What the exercise asks:
Copy each line of the entries beneath that contains the word "Strategy".
>> begin
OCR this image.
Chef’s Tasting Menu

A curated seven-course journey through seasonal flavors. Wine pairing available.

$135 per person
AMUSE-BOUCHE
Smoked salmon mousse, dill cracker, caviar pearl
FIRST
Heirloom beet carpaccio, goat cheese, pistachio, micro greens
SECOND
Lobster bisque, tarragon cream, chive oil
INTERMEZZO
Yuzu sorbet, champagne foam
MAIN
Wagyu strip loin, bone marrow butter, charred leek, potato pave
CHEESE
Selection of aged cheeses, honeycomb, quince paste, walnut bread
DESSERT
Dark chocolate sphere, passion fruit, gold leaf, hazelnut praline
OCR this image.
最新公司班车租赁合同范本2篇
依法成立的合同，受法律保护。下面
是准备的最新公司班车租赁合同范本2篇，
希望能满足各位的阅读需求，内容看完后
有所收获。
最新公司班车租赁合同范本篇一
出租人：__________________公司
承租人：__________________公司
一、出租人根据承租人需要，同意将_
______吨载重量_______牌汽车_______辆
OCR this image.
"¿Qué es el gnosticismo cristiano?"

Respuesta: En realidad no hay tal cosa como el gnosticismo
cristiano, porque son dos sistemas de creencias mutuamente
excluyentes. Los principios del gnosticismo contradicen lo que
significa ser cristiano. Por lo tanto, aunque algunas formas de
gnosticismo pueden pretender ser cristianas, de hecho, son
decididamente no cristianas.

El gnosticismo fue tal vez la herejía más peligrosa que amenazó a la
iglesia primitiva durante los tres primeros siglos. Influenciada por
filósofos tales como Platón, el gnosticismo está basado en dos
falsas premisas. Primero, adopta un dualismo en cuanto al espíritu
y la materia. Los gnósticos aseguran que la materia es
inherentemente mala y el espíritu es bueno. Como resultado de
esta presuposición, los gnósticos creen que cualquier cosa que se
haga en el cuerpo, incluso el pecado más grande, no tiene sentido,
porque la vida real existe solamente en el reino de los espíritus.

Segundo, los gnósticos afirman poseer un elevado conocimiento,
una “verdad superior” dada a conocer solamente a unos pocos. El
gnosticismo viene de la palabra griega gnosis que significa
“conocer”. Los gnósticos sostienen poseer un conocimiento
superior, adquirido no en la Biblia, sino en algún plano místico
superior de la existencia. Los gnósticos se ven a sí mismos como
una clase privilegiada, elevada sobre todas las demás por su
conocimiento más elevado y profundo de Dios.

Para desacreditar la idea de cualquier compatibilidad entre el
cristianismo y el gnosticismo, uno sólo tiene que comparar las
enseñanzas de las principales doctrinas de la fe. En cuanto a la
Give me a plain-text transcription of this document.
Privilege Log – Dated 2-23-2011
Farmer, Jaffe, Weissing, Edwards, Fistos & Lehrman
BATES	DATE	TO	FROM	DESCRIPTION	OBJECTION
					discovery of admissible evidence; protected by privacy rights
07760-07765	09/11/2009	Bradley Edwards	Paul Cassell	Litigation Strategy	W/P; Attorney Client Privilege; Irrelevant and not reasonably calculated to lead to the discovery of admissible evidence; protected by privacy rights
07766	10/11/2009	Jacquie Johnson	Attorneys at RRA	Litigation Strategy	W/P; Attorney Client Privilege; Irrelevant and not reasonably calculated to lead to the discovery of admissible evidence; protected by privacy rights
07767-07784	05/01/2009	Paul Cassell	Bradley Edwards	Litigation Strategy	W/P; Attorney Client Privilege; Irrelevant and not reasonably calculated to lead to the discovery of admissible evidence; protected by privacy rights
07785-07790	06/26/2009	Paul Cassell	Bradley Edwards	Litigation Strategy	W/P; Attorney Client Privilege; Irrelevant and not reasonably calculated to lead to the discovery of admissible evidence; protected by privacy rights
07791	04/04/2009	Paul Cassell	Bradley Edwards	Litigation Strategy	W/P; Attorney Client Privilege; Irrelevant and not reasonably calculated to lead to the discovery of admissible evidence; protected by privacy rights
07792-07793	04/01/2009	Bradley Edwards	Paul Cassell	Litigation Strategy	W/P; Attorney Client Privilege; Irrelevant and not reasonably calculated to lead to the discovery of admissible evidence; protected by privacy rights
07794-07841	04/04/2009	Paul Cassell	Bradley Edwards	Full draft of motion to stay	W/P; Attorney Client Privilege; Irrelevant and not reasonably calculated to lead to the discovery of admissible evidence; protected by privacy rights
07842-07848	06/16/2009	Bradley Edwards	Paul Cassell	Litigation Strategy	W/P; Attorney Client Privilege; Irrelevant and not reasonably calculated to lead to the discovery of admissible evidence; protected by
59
>> end
Finished exercise:
07760-07765	09/11/2009	Bradley Edwards	Paul Cassell	Litigation Strategy	W/P; Attorney Client Privilege; Irrelevant and not reasonably calculated to lead to the discovery of admissible evidence; protected by privacy rights
07766	10/11/2009	Jacquie Johnson	Attorneys at RRA	Litigation Strategy	W/P; Attorney Client Privilege; Irrelevant and not reasonably calculated to lead to the discovery of admissible evidence; protected by privacy rights
07767-07784	05/01/2009	Paul Cassell	Bradley Edwards	Litigation Strategy	W/P; Attorney Client Privilege; Irrelevant and not reasonably calculated to lead to the discovery of admissible evidence; protected by privacy rights
07785-07790	06/26/2009	Paul Cassell	Bradley Edwards	Litigation Strategy	W/P; Attorney Client Privilege; Irrelevant and not reasonably calculated to lead to the discovery of admissible evidence; protected by privacy rights
07791	04/04/2009	Paul Cassell	Bradley Edwards	Litigation Strategy	W/P; Attorney Client Privilege; Irrelevant and not reasonably calculated to lead to the discovery of admissible evidence; protected by privacy rights
07792-07793	04/01/2009	Bradley Edwards	Paul Cassell	Litigation Strategy	W/P; Attorney Client Privilege; Irrelevant and not reasonably calculated to lead to the discovery of admissible evidence; protected by privacy rights
07842-07848	06/16/2009	Bradley Edwards	Paul Cassell	Litigation Strategy	W/P; Attorney Client Privilege; Irrelevant and not reasonably calculated to lead to the discovery of admissible evidence; protected by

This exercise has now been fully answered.